Skip any picture you find and retype all the remaining lines exactly.

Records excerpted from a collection
::::

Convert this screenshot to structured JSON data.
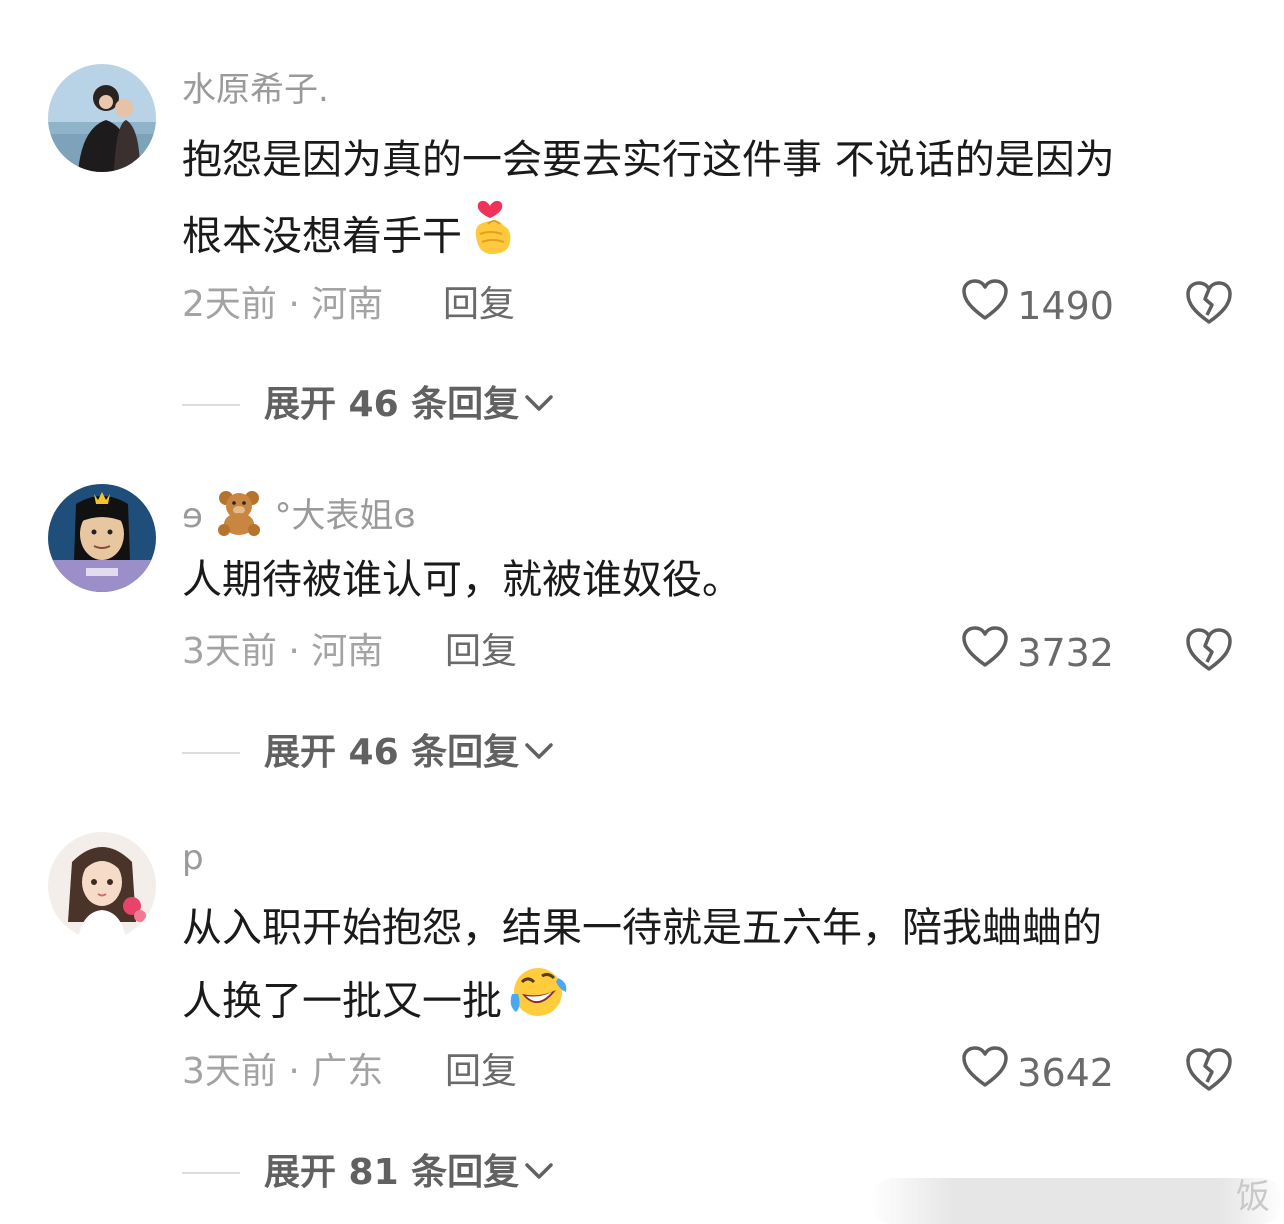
{
  "comments": [
    {
      "username": "水原希子.",
      "text_line1": "抱怨是因为真的一会要去实行这件事  不说话的是因为",
      "text_line2": "根本没想着手干",
      "emoji": "finger-heart-emoji",
      "meta": "2天前 · 河南",
      "reply_label": "回复",
      "likes": "1490",
      "expand_label": "展开 46 条回复"
    },
    {
      "username_prefix": "ɘ",
      "username_emoji": "teddy-bear-emoji",
      "username": "°大表姐ɞ",
      "text_line1": "人期待被谁认可，就被谁奴役。",
      "meta": "3天前 · 河南",
      "reply_label": "回复",
      "likes": "3732",
      "expand_label": "展开 46 条回复"
    },
    {
      "username": "p",
      "text_line1": "从入职开始抱怨，结果一待就是五六年，陪我蛐蛐的",
      "text_line2": "人换了一批又一批",
      "emoji": "laughing-tears-emoji",
      "meta": "3天前 · 广东",
      "reply_label": "回复",
      "likes": "3642",
      "expand_label": "展开 81 条回复"
    }
  ],
  "watermark": "饭",
  "colors": {
    "text": "#1a1a1a",
    "muted": "#a3a3a3",
    "action": "#6a6a6a"
  }
}
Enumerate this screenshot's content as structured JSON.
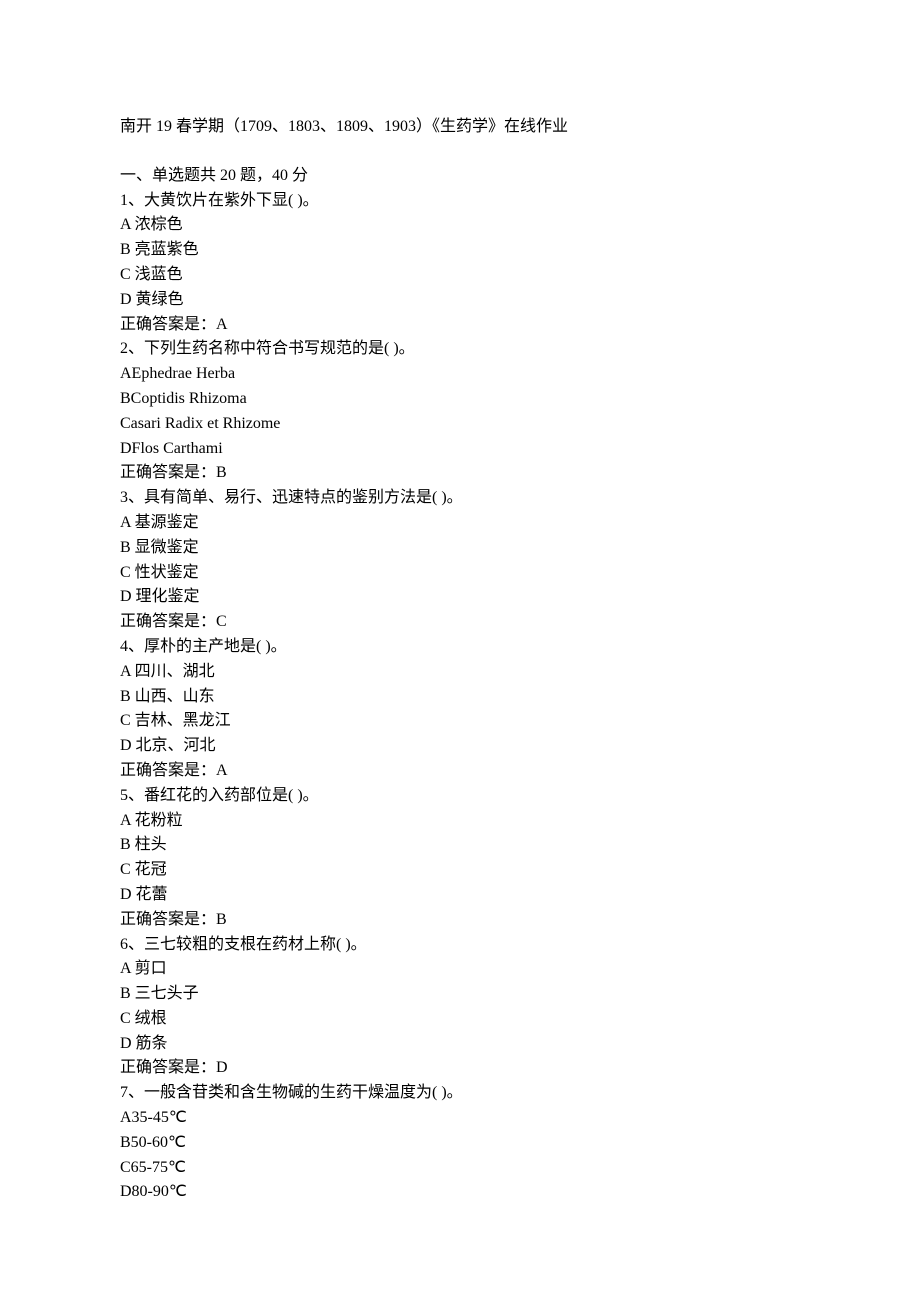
{
  "title": "南开 19 春学期（1709、1803、1809、1903）《生药学》在线作业",
  "section_heading": "一、单选题共 20 题，40 分",
  "questions": [
    {
      "number": "1",
      "stem": "大黄饮片在紫外下显( )。",
      "options": [
        {
          "label": "A",
          "text": "浓棕色",
          "sep": " "
        },
        {
          "label": "B",
          "text": "亮蓝紫色",
          "sep": " "
        },
        {
          "label": "C",
          "text": "浅蓝色",
          "sep": " "
        },
        {
          "label": "D",
          "text": "黄绿色",
          "sep": " "
        }
      ],
      "answer_label": "正确答案是：",
      "answer": "A"
    },
    {
      "number": "2",
      "stem": "下列生药名称中符合书写规范的是( )。",
      "options": [
        {
          "label": "A",
          "text": "Ephedrae Herba",
          "sep": ""
        },
        {
          "label": "B",
          "text": "Coptidis Rhizoma",
          "sep": ""
        },
        {
          "label": "C",
          "text": "asari Radix et Rhizome",
          "sep": ""
        },
        {
          "label": "D",
          "text": "Flos Carthami",
          "sep": ""
        }
      ],
      "answer_label": "正确答案是：",
      "answer": "B"
    },
    {
      "number": "3",
      "stem": "具有简单、易行、迅速特点的鉴别方法是( )。",
      "options": [
        {
          "label": "A",
          "text": "基源鉴定",
          "sep": " "
        },
        {
          "label": "B",
          "text": "显微鉴定",
          "sep": " "
        },
        {
          "label": "C",
          "text": "性状鉴定",
          "sep": " "
        },
        {
          "label": "D",
          "text": "理化鉴定",
          "sep": " "
        }
      ],
      "answer_label": "正确答案是：",
      "answer": "C"
    },
    {
      "number": "4",
      "stem": "厚朴的主产地是( )。",
      "options": [
        {
          "label": "A",
          "text": "四川、湖北",
          "sep": " "
        },
        {
          "label": "B",
          "text": "山西、山东",
          "sep": " "
        },
        {
          "label": "C",
          "text": "吉林、黑龙江",
          "sep": " "
        },
        {
          "label": "D",
          "text": "北京、河北",
          "sep": " "
        }
      ],
      "answer_label": "正确答案是：",
      "answer": "A"
    },
    {
      "number": "5",
      "stem": "番红花的入药部位是( )。",
      "options": [
        {
          "label": "A",
          "text": "花粉粒",
          "sep": " "
        },
        {
          "label": "B",
          "text": "柱头",
          "sep": " "
        },
        {
          "label": "C",
          "text": "花冠",
          "sep": " "
        },
        {
          "label": "D",
          "text": "花蕾",
          "sep": " "
        }
      ],
      "answer_label": "正确答案是：",
      "answer": "B"
    },
    {
      "number": "6",
      "stem": "三七较粗的支根在药材上称( )。",
      "options": [
        {
          "label": "A",
          "text": "剪口",
          "sep": " "
        },
        {
          "label": "B",
          "text": "三七头子",
          "sep": " "
        },
        {
          "label": "C",
          "text": "绒根",
          "sep": " "
        },
        {
          "label": "D",
          "text": "筋条",
          "sep": " "
        }
      ],
      "answer_label": "正确答案是：",
      "answer": "D"
    },
    {
      "number": "7",
      "stem": "一般含苷类和含生物碱的生药干燥温度为( )。",
      "options": [
        {
          "label": "A",
          "text": "35-45℃",
          "sep": ""
        },
        {
          "label": "B",
          "text": "50-60℃",
          "sep": ""
        },
        {
          "label": "C",
          "text": "65-75℃",
          "sep": ""
        },
        {
          "label": "D",
          "text": "80-90℃",
          "sep": ""
        }
      ],
      "answer_label": "",
      "answer": ""
    }
  ]
}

::::

ANSWER TO THE TASK -
Convert this screenshot to structured JSON data.
{
  "comments": [
    {
      "username": "水原希子.",
      "text_line1": "抱怨是因为真的一会要去实行这件事  不说话的是因为",
      "text_line2": "根本没想着手干",
      "emoji": "finger-heart-emoji",
      "meta": "2天前 · 河南",
      "reply_label": "回复",
      "likes": "1490",
      "expand_label": "展开 46 条回复"
    },
    {
      "username_prefix": "ɘ",
      "username_emoji": "teddy-bear-emoji",
      "username": "°大表姐ɞ",
      "text_line1": "人期待被谁认可，就被谁奴役。",
      "meta": "3天前 · 河南",
      "reply_label": "回复",
      "likes": "3732",
      "expand_label": "展开 46 条回复"
    },
    {
      "username": "p",
      "text_line1": "从入职开始抱怨，结果一待就是五六年，陪我蛐蛐的",
      "text_line2": "人换了一批又一批",
      "emoji": "laughing-tears-emoji",
      "meta": "3天前 · 广东",
      "reply_label": "回复",
      "likes": "3642",
      "expand_label": "展开 81 条回复"
    }
  ],
  "watermark": "饭",
  "colors": {
    "text": "#1a1a1a",
    "muted": "#a3a3a3",
    "action": "#6a6a6a"
  }
}
Enumerate this screenshot's content as structured JSON.
{
  "title": "南开 19 春学期（1709、1803、1809、1903）《生药学》在线作业",
  "section_heading": "一、单选题共 20 题，40 分",
  "questions": [
    {
      "number": "1",
      "stem": "大黄饮片在紫外下显( )。",
      "options": [
        {
          "label": "A",
          "text": "浓棕色",
          "sep": " "
        },
        {
          "label": "B",
          "text": "亮蓝紫色",
          "sep": " "
        },
        {
          "label": "C",
          "text": "浅蓝色",
          "sep": " "
        },
        {
          "label": "D",
          "text": "黄绿色",
          "sep": " "
        }
      ],
      "answer_label": "正确答案是：",
      "answer": "A"
    },
    {
      "number": "2",
      "stem": "下列生药名称中符合书写规范的是( )。",
      "options": [
        {
          "label": "A",
          "text": "Ephedrae Herba",
          "sep": ""
        },
        {
          "label": "B",
          "text": "Coptidis Rhizoma",
          "sep": ""
        },
        {
          "label": "C",
          "text": "asari Radix et Rhizome",
          "sep": ""
        },
        {
          "label": "D",
          "text": "Flos Carthami",
          "sep": ""
        }
      ],
      "answer_label": "正确答案是：",
      "answer": "B"
    },
    {
      "number": "3",
      "stem": "具有简单、易行、迅速特点的鉴别方法是( )。",
      "options": [
        {
          "label": "A",
          "text": "基源鉴定",
          "sep": " "
        },
        {
          "label": "B",
          "text": "显微鉴定",
          "sep": " "
        },
        {
          "label": "C",
          "text": "性状鉴定",
          "sep": " "
        },
        {
          "label": "D",
          "text": "理化鉴定",
          "sep": " "
        }
      ],
      "answer_label": "正确答案是：",
      "answer": "C"
    },
    {
      "number": "4",
      "stem": "厚朴的主产地是( )。",
      "options": [
        {
          "label": "A",
          "text": "四川、湖北",
          "sep": " "
        },
        {
          "label": "B",
          "text": "山西、山东",
          "sep": " "
        },
        {
          "label": "C",
          "text": "吉林、黑龙江",
          "sep": " "
        },
        {
          "label": "D",
          "text": "北京、河北",
          "sep": " "
        }
      ],
      "answer_label": "正确答案是：",
      "answer": "A"
    },
    {
      "number": "5",
      "stem": "番红花的入药部位是( )。",
      "options": [
        {
          "label": "A",
          "text": "花粉粒",
          "sep": " "
        },
        {
          "label": "B",
          "text": "柱头",
          "sep": " "
        },
        {
          "label": "C",
          "text": "花冠",
          "sep": " "
        },
        {
          "label": "D",
          "text": "花蕾",
          "sep": " "
        }
      ],
      "answer_label": "正确答案是：",
      "answer": "B"
    },
    {
      "number": "6",
      "stem": "三七较粗的支根在药材上称( )。",
      "options": [
        {
          "label": "A",
          "text": "剪口",
          "sep": " "
        },
        {
          "label": "B",
          "text": "三七头子",
          "sep": " "
        },
        {
          "label": "C",
          "text": "绒根",
          "sep": " "
        },
        {
          "label": "D",
          "text": "筋条",
          "sep": " "
        }
      ],
      "answer_label": "正确答案是：",
      "answer": "D"
    },
    {
      "number": "7",
      "stem": "一般含苷类和含生物碱的生药干燥温度为( )。",
      "options": [
        {
          "label": "A",
          "text": "35-45℃",
          "sep": ""
        },
        {
          "label": "B",
          "text": "50-60℃",
          "sep": ""
        },
        {
          "label": "C",
          "text": "65-75℃",
          "sep": ""
        },
        {
          "label": "D",
          "text": "80-90℃",
          "sep": ""
        }
      ],
      "answer_label": "",
      "answer": ""
    }
  ]
}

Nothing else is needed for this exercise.